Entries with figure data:
* * * * *

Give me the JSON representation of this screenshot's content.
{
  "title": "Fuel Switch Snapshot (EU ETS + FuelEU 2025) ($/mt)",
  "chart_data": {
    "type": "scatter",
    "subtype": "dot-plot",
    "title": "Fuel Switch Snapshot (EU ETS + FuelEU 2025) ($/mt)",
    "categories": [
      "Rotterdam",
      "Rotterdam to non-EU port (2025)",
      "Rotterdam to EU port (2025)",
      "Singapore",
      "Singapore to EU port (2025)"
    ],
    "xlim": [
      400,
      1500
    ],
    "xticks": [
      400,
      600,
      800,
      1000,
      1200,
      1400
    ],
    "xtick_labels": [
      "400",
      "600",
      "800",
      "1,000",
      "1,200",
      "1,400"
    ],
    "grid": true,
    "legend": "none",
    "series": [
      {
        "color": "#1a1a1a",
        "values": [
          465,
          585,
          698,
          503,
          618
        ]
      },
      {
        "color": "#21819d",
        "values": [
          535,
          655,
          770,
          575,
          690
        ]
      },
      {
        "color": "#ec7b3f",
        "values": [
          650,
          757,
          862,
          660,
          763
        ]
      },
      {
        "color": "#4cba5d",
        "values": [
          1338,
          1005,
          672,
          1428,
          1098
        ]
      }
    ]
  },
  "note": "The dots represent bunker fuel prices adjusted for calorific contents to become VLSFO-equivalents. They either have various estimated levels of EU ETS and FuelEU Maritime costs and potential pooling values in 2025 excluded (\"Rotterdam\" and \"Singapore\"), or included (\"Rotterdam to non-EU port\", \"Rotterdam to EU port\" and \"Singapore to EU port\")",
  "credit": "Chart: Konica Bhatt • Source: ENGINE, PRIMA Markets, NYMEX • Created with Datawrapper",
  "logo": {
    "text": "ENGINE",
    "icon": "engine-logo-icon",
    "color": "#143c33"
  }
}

* * * * *

▶ What is required
Quote every record above exactly.

▶ Response for this exercise
Give me the JSON representation of this screenshot's content.
{
  "title": "Fuel Switch Snapshot (EU ETS + FuelEU 2025) ($/mt)",
  "chart_data": {
    "type": "scatter",
    "subtype": "dot-plot",
    "title": "Fuel Switch Snapshot (EU ETS + FuelEU 2025) ($/mt)",
    "categories": [
      "Rotterdam",
      "Rotterdam to non-EU port (2025)",
      "Rotterdam to EU port (2025)",
      "Singapore",
      "Singapore to EU port (2025)"
    ],
    "xlim": [
      400,
      1500
    ],
    "xticks": [
      400,
      600,
      800,
      1000,
      1200,
      1400
    ],
    "xtick_labels": [
      "400",
      "600",
      "800",
      "1,000",
      "1,200",
      "1,400"
    ],
    "grid": true,
    "legend": "none",
    "series": [
      {
        "color": "#1a1a1a",
        "values": [
          465,
          585,
          698,
          503,
          618
        ]
      },
      {
        "color": "#21819d",
        "values": [
          535,
          655,
          770,
          575,
          690
        ]
      },
      {
        "color": "#ec7b3f",
        "values": [
          650,
          757,
          862,
          660,
          763
        ]
      },
      {
        "color": "#4cba5d",
        "values": [
          1338,
          1005,
          672,
          1428,
          1098
        ]
      }
    ]
  },
  "note": "The dots represent bunker fuel prices adjusted for calorific contents to become VLSFO-equivalents. They either have various estimated levels of EU ETS and FuelEU Maritime costs and potential pooling values in 2025 excluded (\"Rotterdam\" and \"Singapore\"), or included (\"Rotterdam to non-EU port\", \"Rotterdam to EU port\" and \"Singapore to EU port\")",
  "credit": "Chart: Konica Bhatt • Source: ENGINE, PRIMA Markets, NYMEX • Created with Datawrapper",
  "logo": {
    "text": "ENGINE",
    "icon": "engine-logo-icon",
    "color": "#143c33"
  }
}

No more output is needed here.